▸ **EXERCISE**
Copy out the listing that follows, exactly, without its pictures.

▸ **INPUT DATA**
— start —

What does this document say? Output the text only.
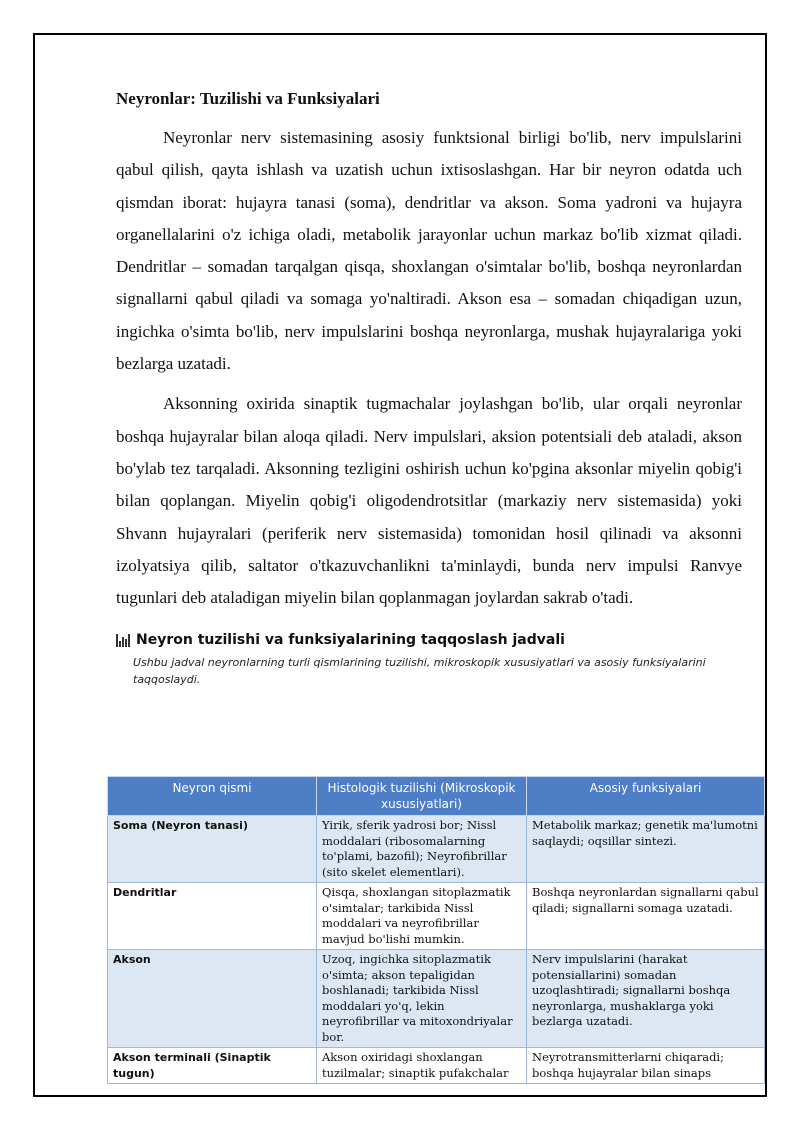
Neyronlar: Tuzilishi va Funksiyalari

Neyronlar nerv sistemasining asosiy funktsional birligi bo'lib, nerv impulslarini qabul qilish, qayta ishlash va uzatish uchun ixtisoslashgan. Har bir neyron odatda uch qismdan iborat: hujayra tanasi (soma), dendritlar va akson. Soma yadroni va hujayra organellalarini o'z ichiga oladi, metabolik jarayonlar uchun markaz bo'lib xizmat qiladi. Dendritlar – somadan tarqalgan qisqa, shoxlangan o'simtalar bo'lib, boshqa neyronlardan signallarni qabul qiladi va somaga yo'naltiradi. Akson esa – somadan chiqadigan uzun, ingichka o'simta bo'lib, nerv impulslarini boshqa neyronlarga, mushak hujayralariga yoki bezlarga uzatadi.

Aksonning oxirida sinaptik tugmachalar joylashgan bo'lib, ular orqali neyronlar boshqa hujayralar bilan aloqa qiladi. Nerv impulslari, aksion potentsiali deb ataladi, akson bo'ylab tez tarqaladi. Aksonning tezligini oshirish uchun ko'pgina aksonlar miyelin qobig'i bilan qoplangan. Miyelin qobig'i oligodendrotsitlar (markaziy nerv sistemasida) yoki Shvann hujayralari (periferik nerv sistemasida) tomonidan hosil qilinadi va aksonni izolyatsiya qilib, saltator o'tkazuvchanlikni ta'minlaydi, bunda nerv impulsi Ranvye tugunlari deb ataladigan miyelin bilan qoplanmagan joylardan sakrab o'tadi.

Neyron tuzilishi va funksiyalarining taqqoslash jadvali
Ushbu jadval neyronlarning turli qismlarining tuzilishi, mikroskopik xususiyatlari va asosiy funksiyalarini taqqoslaydi.
Neyron qismi	Histologik tuzilishi (Mikroskopik xususiyatlari)	Asosiy funksiyalari
Soma (Neyron tanasi)	Yirik, sferik yadrosi bor; Nissl moddalari (ribosomalarning to'plami, bazofil); Neyrofibrillar (sito skelet elementlari).	Metabolik markaz; genetik ma'lumotni saqlaydi; oqsillar sintezi.
Dendritlar	Qisqa, shoxlangan sitoplazmatik o'simtalar; tarkibida Nissl moddalari va neyrofibrillar mavjud bo'lishi mumkin.	Boshqa neyronlardan signallarni qabul qiladi; signallarni somaga uzatadi.
Akson	Uzoq, ingichka sitoplazmatik o'simta; akson tepaligidan boshlanadi; tarkibida Nissl moddalari yo'q, lekin neyrofibrillar va mitoxondriyalar bor.	Nerv impulslarini (harakat potensiallarini) somadan uzoqlashtiradi; signallarni boshqa neyronlarga, mushaklarga yoki bezlarga uzatadi.
Akson terminali (Sinaptik tugun)	Akson oxiridagi shoxlangan tuzilmalar; sinaptik pufakchalar	Neyrotransmitterlarni chiqaradi; boshqa hujayralar bilan sinaps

— end —

▸ **TASK SOLUTION**
What does this document say? Output the text only.
Neyronlar: Tuzilishi va Funksiyalari

Neyronlar nerv sistemasining asosiy funktsional birligi bo'lib, nerv impulslarini qabul qilish, qayta ishlash va uzatish uchun ixtisoslashgan. Har bir neyron odatda uch qismdan iborat: hujayra tanasi (soma), dendritlar va akson. Soma yadroni va hujayra organellalarini o'z ichiga oladi, metabolik jarayonlar uchun markaz bo'lib xizmat qiladi. Dendritlar – somadan tarqalgan qisqa, shoxlangan o'simtalar bo'lib, boshqa neyronlardan signallarni qabul qiladi va somaga yo'naltiradi. Akson esa – somadan chiqadigan uzun, ingichka o'simta bo'lib, nerv impulslarini boshqa neyronlarga, mushak hujayralariga yoki bezlarga uzatadi.

Aksonning oxirida sinaptik tugmachalar joylashgan bo'lib, ular orqali neyronlar boshqa hujayralar bilan aloqa qiladi. Nerv impulslari, aksion potentsiali deb ataladi, akson bo'ylab tez tarqaladi. Aksonning tezligini oshirish uchun ko'pgina aksonlar miyelin qobig'i bilan qoplangan. Miyelin qobig'i oligodendrotsitlar (markaziy nerv sistemasida) yoki Shvann hujayralari (periferik nerv sistemasida) tomonidan hosil qilinadi va aksonni izolyatsiya qilib, saltator o'tkazuvchanlikni ta'minlaydi, bunda nerv impulsi Ranvye tugunlari deb ataladigan miyelin bilan qoplanmagan joylardan sakrab o'tadi.

Neyron tuzilishi va funksiyalarining taqqoslash jadvali
Ushbu jadval neyronlarning turli qismlarining tuzilishi, mikroskopik xususiyatlari va asosiy funksiyalarini taqqoslaydi.
Neyron qismi	Histologik tuzilishi (Mikroskopik xususiyatlari)	Asosiy funksiyalari
Soma (Neyron tanasi)	Yirik, sferik yadrosi bor; Nissl moddalari (ribosomalarning to'plami, bazofil); Neyrofibrillar (sito skelet elementlari).	Metabolik markaz; genetik ma'lumotni saqlaydi; oqsillar sintezi.
Dendritlar	Qisqa, shoxlangan sitoplazmatik o'simtalar; tarkibida Nissl moddalari va neyrofibrillar mavjud bo'lishi mumkin.	Boshqa neyronlardan signallarni qabul qiladi; signallarni somaga uzatadi.
Akson	Uzoq, ingichka sitoplazmatik o'simta; akson tepaligidan boshlanadi; tarkibida Nissl moddalari yo'q, lekin neyrofibrillar va mitoxondriyalar bor.	Nerv impulslarini (harakat potensiallarini) somadan uzoqlashtiradi; signallarni boshqa neyronlarga, mushaklarga yoki bezlarga uzatadi.
Akson terminali (Sinaptik tugun)	Akson oxiridagi shoxlangan tuzilmalar; sinaptik pufakchalar	Neyrotransmitterlarni chiqaradi; boshqa hujayralar bilan sinaps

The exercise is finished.